• Instructions for the task: The required output is the line containing "Read out every word on this page." followed by every later line through the end of the data, all reproduced exactly.

• Exercise data:
■ ■ ■

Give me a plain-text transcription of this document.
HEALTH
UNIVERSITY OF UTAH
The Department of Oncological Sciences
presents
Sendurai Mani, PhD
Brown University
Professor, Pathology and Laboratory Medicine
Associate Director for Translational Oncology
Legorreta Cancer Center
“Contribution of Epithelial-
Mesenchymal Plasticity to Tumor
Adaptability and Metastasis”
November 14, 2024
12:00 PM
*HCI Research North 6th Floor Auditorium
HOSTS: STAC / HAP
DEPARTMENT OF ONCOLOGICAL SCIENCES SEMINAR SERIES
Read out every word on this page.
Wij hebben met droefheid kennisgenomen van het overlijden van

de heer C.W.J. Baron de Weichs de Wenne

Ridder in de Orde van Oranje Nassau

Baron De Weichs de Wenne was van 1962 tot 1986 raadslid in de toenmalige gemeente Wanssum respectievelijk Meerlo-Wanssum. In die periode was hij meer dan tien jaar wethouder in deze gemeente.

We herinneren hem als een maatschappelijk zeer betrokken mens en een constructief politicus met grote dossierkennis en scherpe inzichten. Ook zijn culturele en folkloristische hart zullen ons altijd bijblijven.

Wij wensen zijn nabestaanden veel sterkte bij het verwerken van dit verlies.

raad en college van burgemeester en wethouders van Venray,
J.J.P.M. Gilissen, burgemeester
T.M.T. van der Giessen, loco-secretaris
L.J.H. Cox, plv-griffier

■ ■ ■

• Output:
Read out every word on this page.
Wij hebben met droefheid kennisgenomen van het overlijden van

de heer C.W.J. Baron de Weichs de Wenne

Ridder in de Orde van Oranje Nassau

Baron De Weichs de Wenne was van 1962 tot 1986 raadslid in de toenmalige gemeente Wanssum respectievelijk Meerlo-Wanssum. In die periode was hij meer dan tien jaar wethouder in deze gemeente.

We herinneren hem als een maatschappelijk zeer betrokken mens en een constructief politicus met grote dossierkennis en scherpe inzichten. Ook zijn culturele en folkloristische hart zullen ons altijd bijblijven.

Wij wensen zijn nabestaanden veel sterkte bij het verwerken van dit verlies.

raad en college van burgemeester en wethouders van Venray,
J.J.P.M. Gilissen, burgemeester
T.M.T. van der Giessen, loco-secretaris
L.J.H. Cox, plv-griffier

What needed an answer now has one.